* [WHAT YOU SHOULD DO] Retype exactly the stretch of lines that begins at the line containing "Extract all readable text from this page." and ends at the last line of the data, with no other lines.

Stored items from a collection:
* * * * *
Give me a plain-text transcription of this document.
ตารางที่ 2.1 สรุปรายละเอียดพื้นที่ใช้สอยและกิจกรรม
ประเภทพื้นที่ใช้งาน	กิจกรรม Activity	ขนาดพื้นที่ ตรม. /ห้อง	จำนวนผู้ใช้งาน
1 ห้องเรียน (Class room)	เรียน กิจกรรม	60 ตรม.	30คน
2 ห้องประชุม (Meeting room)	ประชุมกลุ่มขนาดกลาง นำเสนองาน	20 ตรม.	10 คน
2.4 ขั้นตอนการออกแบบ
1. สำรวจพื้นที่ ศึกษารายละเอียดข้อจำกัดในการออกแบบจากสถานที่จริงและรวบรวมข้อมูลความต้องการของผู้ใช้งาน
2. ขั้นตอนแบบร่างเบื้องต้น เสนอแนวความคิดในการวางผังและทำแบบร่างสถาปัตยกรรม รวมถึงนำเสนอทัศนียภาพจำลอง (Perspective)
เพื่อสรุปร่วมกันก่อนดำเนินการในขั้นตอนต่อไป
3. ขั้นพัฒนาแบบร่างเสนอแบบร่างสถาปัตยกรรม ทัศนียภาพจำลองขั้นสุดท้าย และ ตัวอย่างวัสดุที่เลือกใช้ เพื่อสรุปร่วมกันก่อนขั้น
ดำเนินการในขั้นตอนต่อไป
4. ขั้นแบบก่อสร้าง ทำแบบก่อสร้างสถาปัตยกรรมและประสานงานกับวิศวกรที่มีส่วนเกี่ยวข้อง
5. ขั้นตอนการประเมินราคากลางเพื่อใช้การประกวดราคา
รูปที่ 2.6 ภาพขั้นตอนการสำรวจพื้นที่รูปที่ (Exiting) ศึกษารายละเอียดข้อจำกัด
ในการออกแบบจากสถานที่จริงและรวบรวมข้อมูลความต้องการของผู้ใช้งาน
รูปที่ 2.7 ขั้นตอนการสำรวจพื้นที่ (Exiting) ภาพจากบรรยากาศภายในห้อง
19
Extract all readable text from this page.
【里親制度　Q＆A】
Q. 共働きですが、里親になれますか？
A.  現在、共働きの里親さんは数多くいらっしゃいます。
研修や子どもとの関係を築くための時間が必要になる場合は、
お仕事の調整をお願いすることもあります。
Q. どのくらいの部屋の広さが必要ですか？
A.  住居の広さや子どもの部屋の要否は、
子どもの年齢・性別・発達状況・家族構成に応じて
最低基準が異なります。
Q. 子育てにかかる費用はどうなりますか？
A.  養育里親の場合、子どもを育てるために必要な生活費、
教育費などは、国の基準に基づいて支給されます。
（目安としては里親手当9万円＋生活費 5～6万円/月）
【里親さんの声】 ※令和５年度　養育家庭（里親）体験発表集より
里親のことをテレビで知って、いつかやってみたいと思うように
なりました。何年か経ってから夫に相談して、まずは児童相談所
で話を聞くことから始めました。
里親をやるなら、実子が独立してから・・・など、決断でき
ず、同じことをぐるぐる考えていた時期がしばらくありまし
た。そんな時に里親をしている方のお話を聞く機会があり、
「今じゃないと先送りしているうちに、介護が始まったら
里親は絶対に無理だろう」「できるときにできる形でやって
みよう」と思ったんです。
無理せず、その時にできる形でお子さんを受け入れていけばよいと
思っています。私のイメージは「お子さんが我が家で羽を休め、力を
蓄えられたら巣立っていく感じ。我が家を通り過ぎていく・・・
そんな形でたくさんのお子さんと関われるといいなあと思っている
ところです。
* * * * *
* [TASK ANSWER]
Extract all readable text from this page.
【里親制度　Q＆A】
Q. 共働きですが、里親になれますか？
A.  現在、共働きの里親さんは数多くいらっしゃいます。
研修や子どもとの関係を築くための時間が必要になる場合は、
お仕事の調整をお願いすることもあります。
Q. どのくらいの部屋の広さが必要ですか？
A.  住居の広さや子どもの部屋の要否は、
子どもの年齢・性別・発達状況・家族構成に応じて
最低基準が異なります。
Q. 子育てにかかる費用はどうなりますか？
A.  養育里親の場合、子どもを育てるために必要な生活費、
教育費などは、国の基準に基づいて支給されます。
（目安としては里親手当9万円＋生活費 5～6万円/月）
【里親さんの声】 ※令和５年度　養育家庭（里親）体験発表集より
里親のことをテレビで知って、いつかやってみたいと思うように
なりました。何年か経ってから夫に相談して、まずは児童相談所
で話を聞くことから始めました。
里親をやるなら、実子が独立してから・・・など、決断でき
ず、同じことをぐるぐる考えていた時期がしばらくありまし
た。そんな時に里親をしている方のお話を聞く機会があり、
「今じゃないと先送りしているうちに、介護が始まったら
里親は絶対に無理だろう」「できるときにできる形でやって
みよう」と思ったんです。
無理せず、その時にできる形でお子さんを受け入れていけばよいと
思っています。私のイメージは「お子さんが我が家で羽を休め、力を
蓄えられたら巣立っていく感じ。我が家を通り過ぎていく・・・
そんな形でたくさんのお子さんと関われるといいなあと思っている
ところです。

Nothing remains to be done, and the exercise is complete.